• _Extracted material_
————————

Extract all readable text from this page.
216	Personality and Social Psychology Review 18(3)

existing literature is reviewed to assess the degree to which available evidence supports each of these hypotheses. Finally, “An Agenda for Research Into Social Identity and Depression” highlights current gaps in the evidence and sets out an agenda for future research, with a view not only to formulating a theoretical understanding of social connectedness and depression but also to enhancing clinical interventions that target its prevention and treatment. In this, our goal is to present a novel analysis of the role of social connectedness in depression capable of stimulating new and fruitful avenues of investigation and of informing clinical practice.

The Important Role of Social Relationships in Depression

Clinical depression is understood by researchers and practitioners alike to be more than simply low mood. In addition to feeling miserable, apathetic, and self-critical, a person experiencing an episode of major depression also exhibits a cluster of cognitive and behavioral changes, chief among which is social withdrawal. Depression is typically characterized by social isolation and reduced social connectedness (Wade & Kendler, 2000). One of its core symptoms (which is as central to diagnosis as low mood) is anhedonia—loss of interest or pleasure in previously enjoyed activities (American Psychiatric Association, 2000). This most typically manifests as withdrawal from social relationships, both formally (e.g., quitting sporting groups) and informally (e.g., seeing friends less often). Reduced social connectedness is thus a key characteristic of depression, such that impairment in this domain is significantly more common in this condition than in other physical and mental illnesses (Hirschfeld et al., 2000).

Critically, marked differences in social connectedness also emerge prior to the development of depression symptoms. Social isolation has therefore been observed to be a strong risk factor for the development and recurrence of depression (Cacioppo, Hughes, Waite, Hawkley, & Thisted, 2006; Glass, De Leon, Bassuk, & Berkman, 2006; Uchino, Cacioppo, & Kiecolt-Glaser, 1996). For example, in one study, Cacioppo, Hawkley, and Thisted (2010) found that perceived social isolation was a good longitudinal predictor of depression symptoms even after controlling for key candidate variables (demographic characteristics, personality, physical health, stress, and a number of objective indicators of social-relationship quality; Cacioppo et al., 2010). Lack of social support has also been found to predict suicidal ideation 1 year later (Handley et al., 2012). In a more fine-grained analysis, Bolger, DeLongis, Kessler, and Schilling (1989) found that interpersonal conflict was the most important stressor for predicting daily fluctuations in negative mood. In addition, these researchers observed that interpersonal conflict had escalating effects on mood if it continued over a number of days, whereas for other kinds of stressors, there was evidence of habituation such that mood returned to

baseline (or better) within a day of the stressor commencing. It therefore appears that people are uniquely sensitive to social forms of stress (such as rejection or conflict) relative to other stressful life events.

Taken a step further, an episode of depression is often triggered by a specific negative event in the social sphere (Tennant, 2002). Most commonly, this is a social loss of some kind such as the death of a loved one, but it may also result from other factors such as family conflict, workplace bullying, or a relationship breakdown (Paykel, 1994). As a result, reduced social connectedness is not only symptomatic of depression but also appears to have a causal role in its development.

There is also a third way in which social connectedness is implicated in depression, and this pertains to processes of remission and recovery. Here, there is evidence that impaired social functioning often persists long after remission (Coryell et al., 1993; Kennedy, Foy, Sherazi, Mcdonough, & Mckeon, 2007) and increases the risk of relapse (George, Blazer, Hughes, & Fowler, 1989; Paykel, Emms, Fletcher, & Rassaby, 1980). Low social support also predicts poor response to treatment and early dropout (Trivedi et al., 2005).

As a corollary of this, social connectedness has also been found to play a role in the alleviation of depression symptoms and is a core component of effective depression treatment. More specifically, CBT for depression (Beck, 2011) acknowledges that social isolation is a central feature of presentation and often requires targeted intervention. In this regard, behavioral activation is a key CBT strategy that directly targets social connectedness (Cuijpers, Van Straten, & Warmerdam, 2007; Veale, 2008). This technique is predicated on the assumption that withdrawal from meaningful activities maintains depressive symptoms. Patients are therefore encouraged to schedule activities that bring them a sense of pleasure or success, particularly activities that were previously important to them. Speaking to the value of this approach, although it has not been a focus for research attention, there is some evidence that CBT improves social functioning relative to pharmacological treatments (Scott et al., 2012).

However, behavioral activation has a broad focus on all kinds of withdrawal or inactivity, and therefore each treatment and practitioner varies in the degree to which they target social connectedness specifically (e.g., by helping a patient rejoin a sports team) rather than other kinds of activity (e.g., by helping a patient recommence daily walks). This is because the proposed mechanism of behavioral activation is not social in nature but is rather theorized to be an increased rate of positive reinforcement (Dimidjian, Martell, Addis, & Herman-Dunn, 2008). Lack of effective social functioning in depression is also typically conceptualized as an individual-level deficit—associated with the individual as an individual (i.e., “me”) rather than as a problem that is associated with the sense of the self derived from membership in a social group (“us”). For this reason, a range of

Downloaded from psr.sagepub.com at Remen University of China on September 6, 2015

————————

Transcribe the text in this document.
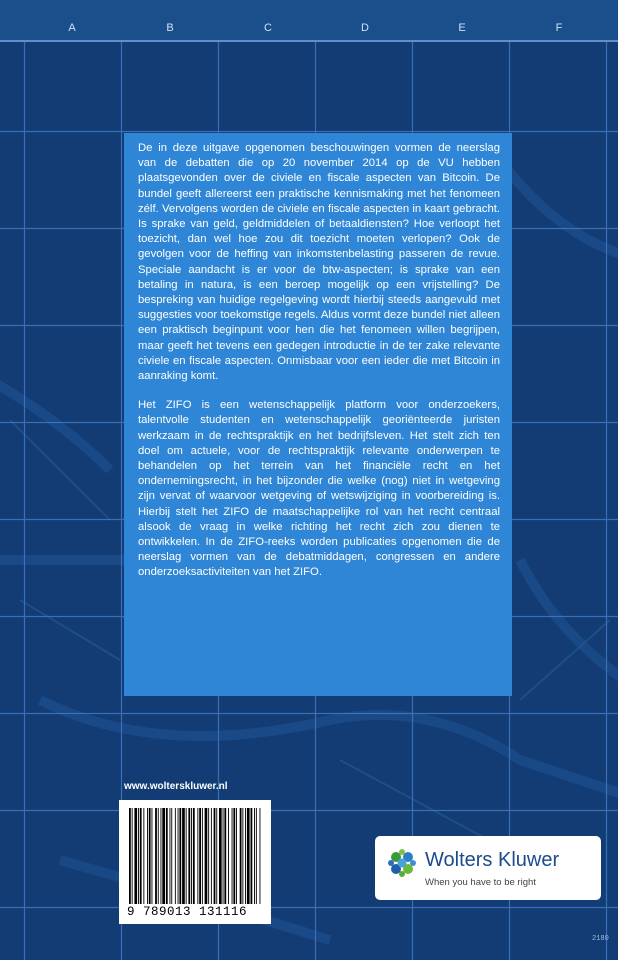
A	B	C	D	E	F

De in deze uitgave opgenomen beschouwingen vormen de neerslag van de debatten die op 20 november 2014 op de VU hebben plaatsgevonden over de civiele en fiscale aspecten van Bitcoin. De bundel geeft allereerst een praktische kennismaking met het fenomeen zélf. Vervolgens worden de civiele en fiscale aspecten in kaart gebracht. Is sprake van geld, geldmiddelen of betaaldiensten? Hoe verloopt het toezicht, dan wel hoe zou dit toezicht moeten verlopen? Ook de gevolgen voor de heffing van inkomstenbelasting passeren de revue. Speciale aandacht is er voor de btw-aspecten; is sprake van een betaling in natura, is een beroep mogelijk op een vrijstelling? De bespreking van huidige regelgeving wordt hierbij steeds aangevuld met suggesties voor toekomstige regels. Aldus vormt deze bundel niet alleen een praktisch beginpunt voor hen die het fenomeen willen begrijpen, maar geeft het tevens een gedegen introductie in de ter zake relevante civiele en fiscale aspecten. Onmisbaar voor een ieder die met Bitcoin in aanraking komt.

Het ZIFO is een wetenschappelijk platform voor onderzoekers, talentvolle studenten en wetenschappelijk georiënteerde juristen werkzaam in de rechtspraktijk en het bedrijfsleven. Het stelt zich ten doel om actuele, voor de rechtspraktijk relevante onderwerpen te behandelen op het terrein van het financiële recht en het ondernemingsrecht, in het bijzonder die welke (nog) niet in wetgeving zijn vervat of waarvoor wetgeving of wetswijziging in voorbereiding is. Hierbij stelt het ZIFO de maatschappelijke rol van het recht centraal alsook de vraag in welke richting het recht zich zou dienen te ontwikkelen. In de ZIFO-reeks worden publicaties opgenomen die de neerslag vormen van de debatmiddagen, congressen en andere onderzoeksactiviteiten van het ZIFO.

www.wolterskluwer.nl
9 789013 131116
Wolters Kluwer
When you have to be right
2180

————————

• _Exercise details_
Take from the listing above each line that contains the string "Paykel".

• _Answer for the task_
Taken a step further, an episode of depression is often triggered by a specific negative event in the social sphere (Tennant, 2002). Most commonly, this is a social loss of some kind such as the death of a loved one, but it may also result from other factors such as family conflict, workplace bullying, or a relationship breakdown (Paykel, 1994). As a result, reduced social connectedness is not only symptomatic of depression but also appears to have a causal role in its development.
There is also a third way in which social connectedness is implicated in depression, and this pertains to processes of remission and recovery. Here, there is evidence that impaired social functioning often persists long after remission (Coryell et al., 1993; Kennedy, Foy, Sherazi, Mcdonough, & Mckeon, 2007) and increases the risk of relapse (George, Blazer, Hughes, & Fowler, 1989; Paykel, Emms, Fletcher, & Rassaby, 1980). Low social support also predicts poor response to treatment and early dropout (Trivedi et al., 2005).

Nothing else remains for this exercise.